### TASK STATEMENT
Return the listing below verbatim. Pictures do not belong in the copy.

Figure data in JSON
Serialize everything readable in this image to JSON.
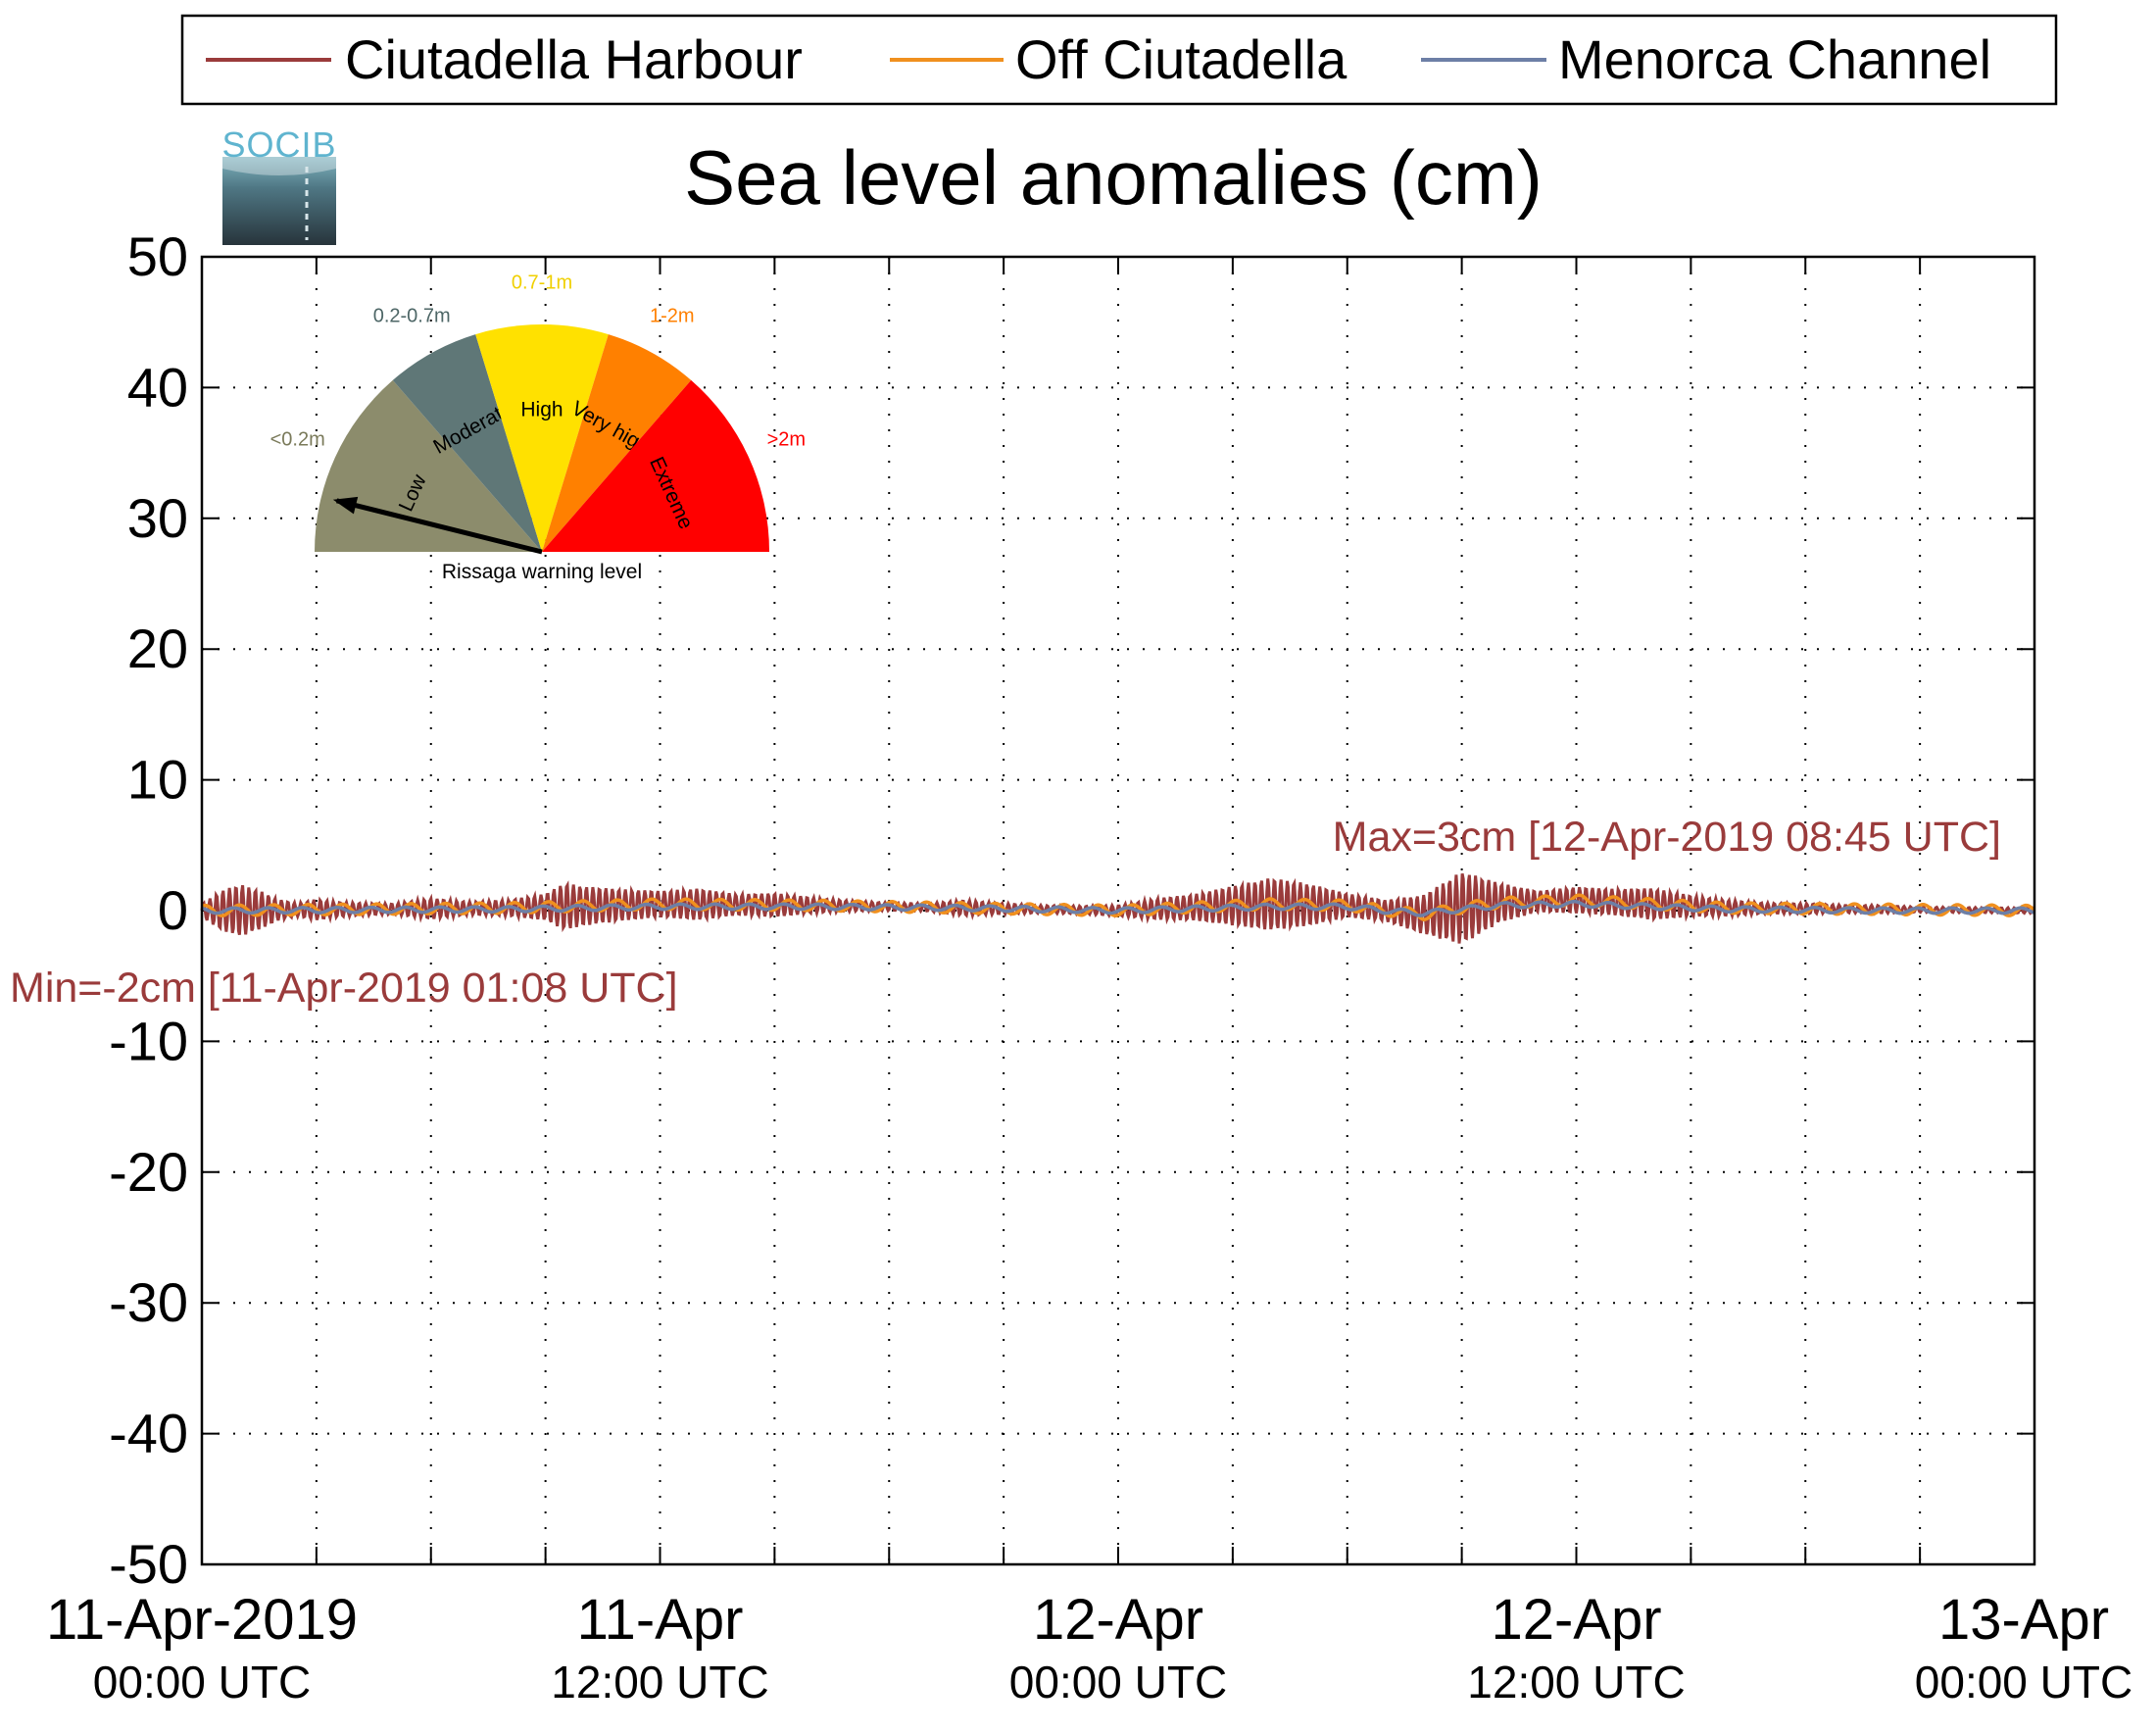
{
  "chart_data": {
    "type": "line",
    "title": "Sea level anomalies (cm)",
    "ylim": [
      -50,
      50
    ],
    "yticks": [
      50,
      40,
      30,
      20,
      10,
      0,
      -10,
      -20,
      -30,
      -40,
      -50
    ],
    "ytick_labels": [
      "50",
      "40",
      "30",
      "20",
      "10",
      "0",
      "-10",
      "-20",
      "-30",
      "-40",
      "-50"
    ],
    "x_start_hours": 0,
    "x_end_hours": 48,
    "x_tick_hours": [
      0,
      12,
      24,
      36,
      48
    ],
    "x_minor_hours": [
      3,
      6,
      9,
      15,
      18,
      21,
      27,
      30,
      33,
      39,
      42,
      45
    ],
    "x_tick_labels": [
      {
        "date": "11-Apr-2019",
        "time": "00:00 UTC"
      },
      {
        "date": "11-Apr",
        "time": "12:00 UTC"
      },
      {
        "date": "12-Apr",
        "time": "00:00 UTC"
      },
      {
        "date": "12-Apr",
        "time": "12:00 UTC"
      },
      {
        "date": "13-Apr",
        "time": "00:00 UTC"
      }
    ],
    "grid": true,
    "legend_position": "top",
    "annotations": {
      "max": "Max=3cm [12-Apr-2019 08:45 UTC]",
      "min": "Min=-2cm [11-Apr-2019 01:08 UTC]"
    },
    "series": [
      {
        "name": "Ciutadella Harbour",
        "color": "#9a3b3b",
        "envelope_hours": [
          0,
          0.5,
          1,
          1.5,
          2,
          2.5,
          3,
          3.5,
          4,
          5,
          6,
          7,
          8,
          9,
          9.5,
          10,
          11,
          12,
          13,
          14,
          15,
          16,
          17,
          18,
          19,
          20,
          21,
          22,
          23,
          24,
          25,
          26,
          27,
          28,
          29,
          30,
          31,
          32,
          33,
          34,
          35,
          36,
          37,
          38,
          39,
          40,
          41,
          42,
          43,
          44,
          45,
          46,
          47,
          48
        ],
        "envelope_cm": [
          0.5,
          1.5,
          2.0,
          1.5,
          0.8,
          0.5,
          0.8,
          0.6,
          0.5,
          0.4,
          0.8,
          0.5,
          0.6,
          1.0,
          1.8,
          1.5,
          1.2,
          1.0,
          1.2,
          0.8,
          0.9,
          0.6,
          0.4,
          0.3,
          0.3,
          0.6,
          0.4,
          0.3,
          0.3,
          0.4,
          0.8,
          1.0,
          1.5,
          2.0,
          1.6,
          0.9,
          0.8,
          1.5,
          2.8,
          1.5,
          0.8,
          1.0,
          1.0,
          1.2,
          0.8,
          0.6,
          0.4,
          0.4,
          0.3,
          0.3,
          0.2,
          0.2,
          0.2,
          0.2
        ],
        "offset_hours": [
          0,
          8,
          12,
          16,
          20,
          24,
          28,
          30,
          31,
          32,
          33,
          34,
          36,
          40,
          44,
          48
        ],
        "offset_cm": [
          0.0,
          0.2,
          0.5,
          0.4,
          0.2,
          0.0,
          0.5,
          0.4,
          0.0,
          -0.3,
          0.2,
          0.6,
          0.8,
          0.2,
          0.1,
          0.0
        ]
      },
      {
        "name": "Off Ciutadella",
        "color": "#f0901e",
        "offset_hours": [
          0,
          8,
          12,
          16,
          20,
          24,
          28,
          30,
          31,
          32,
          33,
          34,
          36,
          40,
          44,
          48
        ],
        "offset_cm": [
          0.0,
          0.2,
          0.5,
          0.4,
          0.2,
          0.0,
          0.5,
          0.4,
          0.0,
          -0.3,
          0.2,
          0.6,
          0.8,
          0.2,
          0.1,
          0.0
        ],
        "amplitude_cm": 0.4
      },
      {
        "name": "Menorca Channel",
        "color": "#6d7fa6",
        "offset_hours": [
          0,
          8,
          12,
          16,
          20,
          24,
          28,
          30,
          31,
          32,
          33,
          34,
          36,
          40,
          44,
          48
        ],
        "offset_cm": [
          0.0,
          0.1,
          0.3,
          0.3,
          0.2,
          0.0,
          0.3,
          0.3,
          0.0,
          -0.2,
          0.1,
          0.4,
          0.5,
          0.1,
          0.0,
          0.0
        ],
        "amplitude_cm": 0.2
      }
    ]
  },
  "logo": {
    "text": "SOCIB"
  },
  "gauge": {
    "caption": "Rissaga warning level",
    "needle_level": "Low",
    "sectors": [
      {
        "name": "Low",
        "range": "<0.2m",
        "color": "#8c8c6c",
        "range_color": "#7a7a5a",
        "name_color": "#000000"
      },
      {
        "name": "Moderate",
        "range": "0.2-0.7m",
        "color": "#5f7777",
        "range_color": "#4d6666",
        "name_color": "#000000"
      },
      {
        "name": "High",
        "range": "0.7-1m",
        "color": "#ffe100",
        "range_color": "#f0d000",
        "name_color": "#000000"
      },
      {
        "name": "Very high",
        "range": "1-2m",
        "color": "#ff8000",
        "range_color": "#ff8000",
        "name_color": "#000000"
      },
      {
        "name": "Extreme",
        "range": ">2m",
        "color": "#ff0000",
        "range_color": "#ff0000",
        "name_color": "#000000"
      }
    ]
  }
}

### OUTPUT BELOW
Serialize everything readable in this image to JSON.
{
  "chart_data": {
    "type": "line",
    "title": "Sea level anomalies (cm)",
    "ylim": [
      -50,
      50
    ],
    "yticks": [
      50,
      40,
      30,
      20,
      10,
      0,
      -10,
      -20,
      -30,
      -40,
      -50
    ],
    "ytick_labels": [
      "50",
      "40",
      "30",
      "20",
      "10",
      "0",
      "-10",
      "-20",
      "-30",
      "-40",
      "-50"
    ],
    "x_start_hours": 0,
    "x_end_hours": 48,
    "x_tick_hours": [
      0,
      12,
      24,
      36,
      48
    ],
    "x_minor_hours": [
      3,
      6,
      9,
      15,
      18,
      21,
      27,
      30,
      33,
      39,
      42,
      45
    ],
    "x_tick_labels": [
      {
        "date": "11-Apr-2019",
        "time": "00:00 UTC"
      },
      {
        "date": "11-Apr",
        "time": "12:00 UTC"
      },
      {
        "date": "12-Apr",
        "time": "00:00 UTC"
      },
      {
        "date": "12-Apr",
        "time": "12:00 UTC"
      },
      {
        "date": "13-Apr",
        "time": "00:00 UTC"
      }
    ],
    "grid": true,
    "legend_position": "top",
    "annotations": {
      "max": "Max=3cm [12-Apr-2019 08:45 UTC]",
      "min": "Min=-2cm [11-Apr-2019 01:08 UTC]"
    },
    "series": [
      {
        "name": "Ciutadella Harbour",
        "color": "#9a3b3b",
        "envelope_hours": [
          0,
          0.5,
          1,
          1.5,
          2,
          2.5,
          3,
          3.5,
          4,
          5,
          6,
          7,
          8,
          9,
          9.5,
          10,
          11,
          12,
          13,
          14,
          15,
          16,
          17,
          18,
          19,
          20,
          21,
          22,
          23,
          24,
          25,
          26,
          27,
          28,
          29,
          30,
          31,
          32,
          33,
          34,
          35,
          36,
          37,
          38,
          39,
          40,
          41,
          42,
          43,
          44,
          45,
          46,
          47,
          48
        ],
        "envelope_cm": [
          0.5,
          1.5,
          2.0,
          1.5,
          0.8,
          0.5,
          0.8,
          0.6,
          0.5,
          0.4,
          0.8,
          0.5,
          0.6,
          1.0,
          1.8,
          1.5,
          1.2,
          1.0,
          1.2,
          0.8,
          0.9,
          0.6,
          0.4,
          0.3,
          0.3,
          0.6,
          0.4,
          0.3,
          0.3,
          0.4,
          0.8,
          1.0,
          1.5,
          2.0,
          1.6,
          0.9,
          0.8,
          1.5,
          2.8,
          1.5,
          0.8,
          1.0,
          1.0,
          1.2,
          0.8,
          0.6,
          0.4,
          0.4,
          0.3,
          0.3,
          0.2,
          0.2,
          0.2,
          0.2
        ],
        "offset_hours": [
          0,
          8,
          12,
          16,
          20,
          24,
          28,
          30,
          31,
          32,
          33,
          34,
          36,
          40,
          44,
          48
        ],
        "offset_cm": [
          0.0,
          0.2,
          0.5,
          0.4,
          0.2,
          0.0,
          0.5,
          0.4,
          0.0,
          -0.3,
          0.2,
          0.6,
          0.8,
          0.2,
          0.1,
          0.0
        ]
      },
      {
        "name": "Off Ciutadella",
        "color": "#f0901e",
        "offset_hours": [
          0,
          8,
          12,
          16,
          20,
          24,
          28,
          30,
          31,
          32,
          33,
          34,
          36,
          40,
          44,
          48
        ],
        "offset_cm": [
          0.0,
          0.2,
          0.5,
          0.4,
          0.2,
          0.0,
          0.5,
          0.4,
          0.0,
          -0.3,
          0.2,
          0.6,
          0.8,
          0.2,
          0.1,
          0.0
        ],
        "amplitude_cm": 0.4
      },
      {
        "name": "Menorca Channel",
        "color": "#6d7fa6",
        "offset_hours": [
          0,
          8,
          12,
          16,
          20,
          24,
          28,
          30,
          31,
          32,
          33,
          34,
          36,
          40,
          44,
          48
        ],
        "offset_cm": [
          0.0,
          0.1,
          0.3,
          0.3,
          0.2,
          0.0,
          0.3,
          0.3,
          0.0,
          -0.2,
          0.1,
          0.4,
          0.5,
          0.1,
          0.0,
          0.0
        ],
        "amplitude_cm": 0.2
      }
    ]
  },
  "logo": {
    "text": "SOCIB"
  },
  "gauge": {
    "caption": "Rissaga warning level",
    "needle_level": "Low",
    "sectors": [
      {
        "name": "Low",
        "range": "<0.2m",
        "color": "#8c8c6c",
        "range_color": "#7a7a5a",
        "name_color": "#000000"
      },
      {
        "name": "Moderate",
        "range": "0.2-0.7m",
        "color": "#5f7777",
        "range_color": "#4d6666",
        "name_color": "#000000"
      },
      {
        "name": "High",
        "range": "0.7-1m",
        "color": "#ffe100",
        "range_color": "#f0d000",
        "name_color": "#000000"
      },
      {
        "name": "Very high",
        "range": "1-2m",
        "color": "#ff8000",
        "range_color": "#ff8000",
        "name_color": "#000000"
      },
      {
        "name": "Extreme",
        "range": ">2m",
        "color": "#ff0000",
        "range_color": "#ff0000",
        "name_color": "#000000"
      }
    ]
  }
}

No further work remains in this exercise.